- [Exercise] Take every line from the listing below that includes "label" and copy it.

- [Records for processing]
┄┄┄┄┄┄┄┄┄┄
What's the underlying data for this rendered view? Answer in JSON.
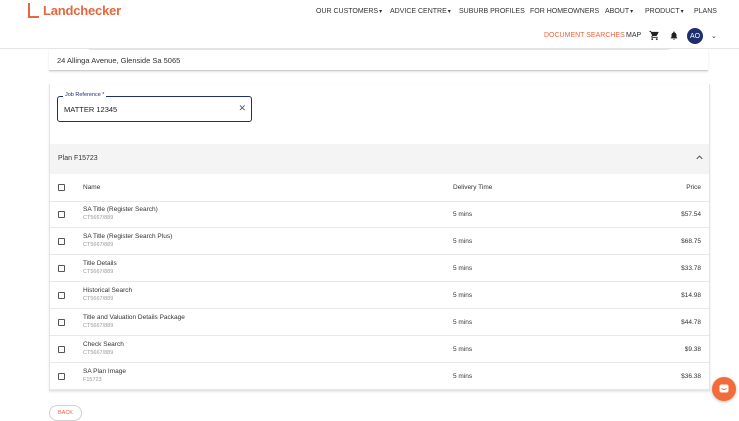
{
  "brand": {
    "name": "Landchecker",
    "color": "#e8663d"
  },
  "nav": {
    "items": [
      {
        "label": "OUR CUSTOMERS",
        "chevron": true
      },
      {
        "label": "ADVICE CENTRE",
        "chevron": true
      },
      {
        "label": "SUBURB PROFILES",
        "chevron": false
      },
      {
        "label": "FOR HOMEOWNERS",
        "chevron": false
      },
      {
        "label": "ABOUT",
        "chevron": true
      },
      {
        "label": "PRODUCT",
        "chevron": true
      },
      {
        "label": "PLANS",
        "chevron": false
      }
    ]
  },
  "subnav": {
    "document_searches": "DOCUMENT SEARCHES",
    "map": "MAP",
    "cart_icon": "shopping-cart-icon",
    "bell_icon": "bell-icon",
    "avatar_initials": "AO"
  },
  "address": {
    "text": "24 Allinga Avenue, Glenside Sa 5065"
  },
  "job_reference": {
    "label": "Job Reference *",
    "value": "MATTER 12345",
    "clear_icon": "close-icon"
  },
  "plan": {
    "title": "Plan F15723",
    "expanded": true
  },
  "table": {
    "headers": {
      "name": "Name",
      "delivery": "Delivery Time",
      "price": "Price"
    },
    "rows": [
      {
        "name": "SA Title (Register Search)",
        "sub": "CT5667/889",
        "time": "5 mins",
        "price": "$57.54"
      },
      {
        "name": "SA Title (Register Search Plus)",
        "sub": "CT5667/889",
        "time": "5 mins",
        "price": "$68.75"
      },
      {
        "name": "Title Details",
        "sub": "CT5667/889",
        "time": "5 mins",
        "price": "$33.78"
      },
      {
        "name": "Historical Search",
        "sub": "CT5667/889",
        "time": "5 mins",
        "price": "$14.98"
      },
      {
        "name": "Title and Valuation Details Package",
        "sub": "CT5667/889",
        "time": "5 mins",
        "price": "$44.78"
      },
      {
        "name": "Check Search",
        "sub": "CT5667/889",
        "time": "5 mins",
        "price": "$9.38"
      },
      {
        "name": "SA Plan Image",
        "sub": "F15723",
        "time": "5 mins",
        "price": "$36.38"
      }
    ]
  },
  "back_button": {
    "label": "BACK"
  },
  "chat": {
    "icon": "chat-icon",
    "color": "#f26b3a"
  }
}
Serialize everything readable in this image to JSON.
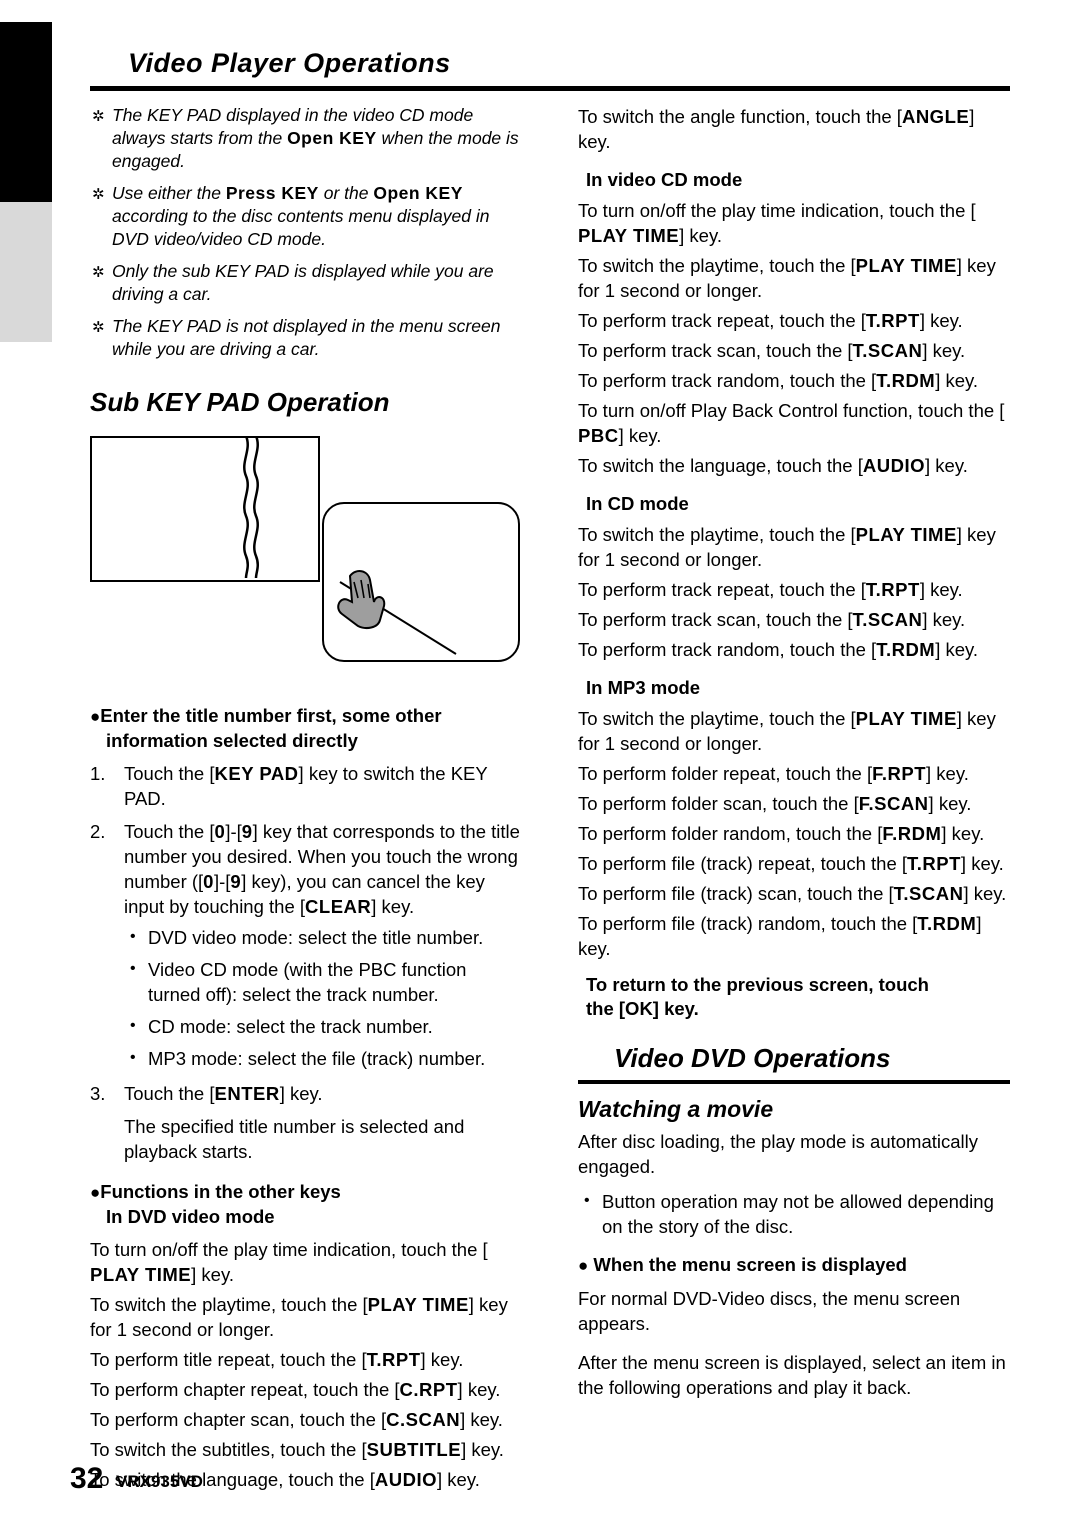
{
  "page": {
    "title": "Video Player Operations",
    "footer_number": "32",
    "footer_model": "VRX935VD"
  },
  "left_column": {
    "notes": [
      {
        "parts": [
          "The KEY PAD displayed in the video CD mode always starts from the ",
          "Open KEY",
          " when the mode is engaged."
        ]
      },
      {
        "parts": [
          "Use either the ",
          "Press KEY",
          " or the ",
          "Open KEY",
          " according to the disc contents menu displayed in DVD video/video CD mode."
        ]
      },
      {
        "parts": [
          "Only the sub KEY PAD is displayed while you are driving a car."
        ]
      },
      {
        "parts": [
          "The KEY PAD is not displayed in the menu screen while you are driving a car."
        ]
      }
    ],
    "section_heading": "Sub KEY PAD Operation",
    "procedure_heading_line1": "Enter the title number first, some other",
    "procedure_heading_line2": "information selected directly",
    "steps": [
      {
        "num": "1.",
        "text_parts": [
          "Touch the [",
          "KEY PAD",
          "] key to switch the KEY PAD."
        ]
      },
      {
        "num": "2.",
        "text_parts": [
          "Touch the [",
          "0",
          "]-[",
          "9",
          "] key that corresponds to the title number you desired. When you touch the wrong number ([",
          "0",
          "]-[",
          "9",
          "] key), you can cancel the key input by touching the [",
          "CLEAR",
          "] key."
        ]
      },
      {
        "num": "3.",
        "text_parts": [
          "Touch the [",
          "ENTER",
          "] key."
        ]
      }
    ],
    "step2_bullets": [
      "DVD video mode: select the title number.",
      "Video CD mode (with the PBC function turned off): select the track number.",
      "CD mode: select the track number.",
      "MP3 mode: select the file (track) number."
    ],
    "step3_note_line1": "The specified title number is selected and",
    "step3_note_line2": "playback starts.",
    "functions_heading_line1": "Functions in the other keys",
    "functions_heading_line2": "In DVD video mode",
    "function_lines": [
      {
        "parts": [
          "To turn on/off the play time indication, touch the [",
          "PLAY TIME",
          "] key."
        ]
      },
      {
        "parts": [
          "To switch the playtime, touch the [",
          "PLAY TIME",
          "] key for 1 second or longer."
        ]
      },
      {
        "parts": [
          "To perform title repeat, touch the [",
          "T.RPT",
          "] key."
        ]
      },
      {
        "parts": [
          "To perform chapter repeat, touch the [",
          "C.RPT",
          "] key."
        ]
      },
      {
        "parts": [
          "To perform chapter scan, touch the [",
          "C.SCAN",
          "] key."
        ]
      },
      {
        "parts": [
          "To switch the subtitles, touch the [",
          "SUBTITLE",
          "] key."
        ]
      },
      {
        "parts": [
          "To switch the language, touch the [",
          "AUDIO",
          "] key."
        ]
      }
    ]
  },
  "right_column": {
    "top_lines": [
      {
        "parts": [
          "To switch the angle function, touch the [",
          "ANGLE",
          "] key."
        ]
      }
    ],
    "heading_videocd": "In video CD mode",
    "videocd_lines": [
      {
        "parts": [
          "To turn on/off the play time indication, touch the [",
          "PLAY TIME",
          "] key."
        ]
      },
      {
        "parts": [
          "To switch the playtime, touch the [",
          "PLAY TIME",
          "] key for 1 second or longer."
        ]
      },
      {
        "parts": [
          "To perform track repeat, touch the [",
          "T.RPT",
          "] key."
        ]
      },
      {
        "parts": [
          "To perform track scan, touch the [",
          "T.SCAN",
          "] key."
        ]
      },
      {
        "parts": [
          "To perform track random, touch the [",
          "T.RDM",
          "] key."
        ]
      },
      {
        "parts": [
          "To turn on/off Play Back Control function, touch the [",
          "PBC",
          "] key."
        ]
      },
      {
        "parts": [
          "To switch the language, touch the [",
          "AUDIO",
          "] key."
        ]
      }
    ],
    "heading_cd": "In CD mode",
    "cd_lines": [
      {
        "parts": [
          "To switch the playtime, touch the [",
          "PLAY TIME",
          "] key for 1 second or longer."
        ]
      },
      {
        "parts": [
          "To perform track repeat, touch the [",
          "T.RPT",
          "] key."
        ]
      },
      {
        "parts": [
          "To perform track scan, touch the [",
          "T.SCAN",
          "] key."
        ]
      },
      {
        "parts": [
          "To perform track random, touch the [",
          "T.RDM",
          "] key."
        ]
      }
    ],
    "heading_mp3": "In MP3 mode",
    "mp3_lines": [
      {
        "parts": [
          "To switch the playtime, touch the [",
          "PLAY TIME",
          "] key for 1 second or longer."
        ]
      },
      {
        "parts": [
          "To perform folder repeat, touch the [",
          "F.RPT",
          "] key."
        ]
      },
      {
        "parts": [
          "To perform folder scan, touch the [",
          "F.SCAN",
          "] key."
        ]
      },
      {
        "parts": [
          "To perform folder random, touch the [",
          "F.RDM",
          "] key."
        ]
      },
      {
        "parts": [
          "To perform file (track) repeat, touch the [",
          "T.RPT",
          "] key."
        ]
      },
      {
        "parts": [
          "To perform file (track) scan, touch the [",
          "T.SCAN",
          "] key."
        ]
      },
      {
        "parts": [
          "To perform file (track) random, touch the [",
          "T.RDM",
          "] key."
        ]
      }
    ],
    "return_note_line1": "To return to the previous screen, touch",
    "return_note_line2": "the [OK] key.",
    "section_heading": "Video DVD Operations",
    "watching_heading": "Watching a movie",
    "watching_lines": [
      "After disc loading, the play mode is automatically engaged."
    ],
    "watching_bullets": [
      "Button operation may not be allowed depending on the story of the disc."
    ],
    "menu_heading": "When the menu screen is displayed",
    "menu_lines": [
      "For normal DVD-Video discs, the menu screen appears.",
      "After the menu screen is displayed, select an item in the following operations and play it back."
    ]
  }
}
┄┄┄┄┄┄┄┄┄┄
- [Output]
        "label": "OUR CUSTOMERS",
        "label": "ADVICE CENTRE",
        "label": "SUBURB PROFILES",
        "label": "FOR HOMEOWNERS",
        "label": "ABOUT",
        "label": "PRODUCT",
        "label": "PLANS",
    "label": "Job Reference *",
    "label": "BACK"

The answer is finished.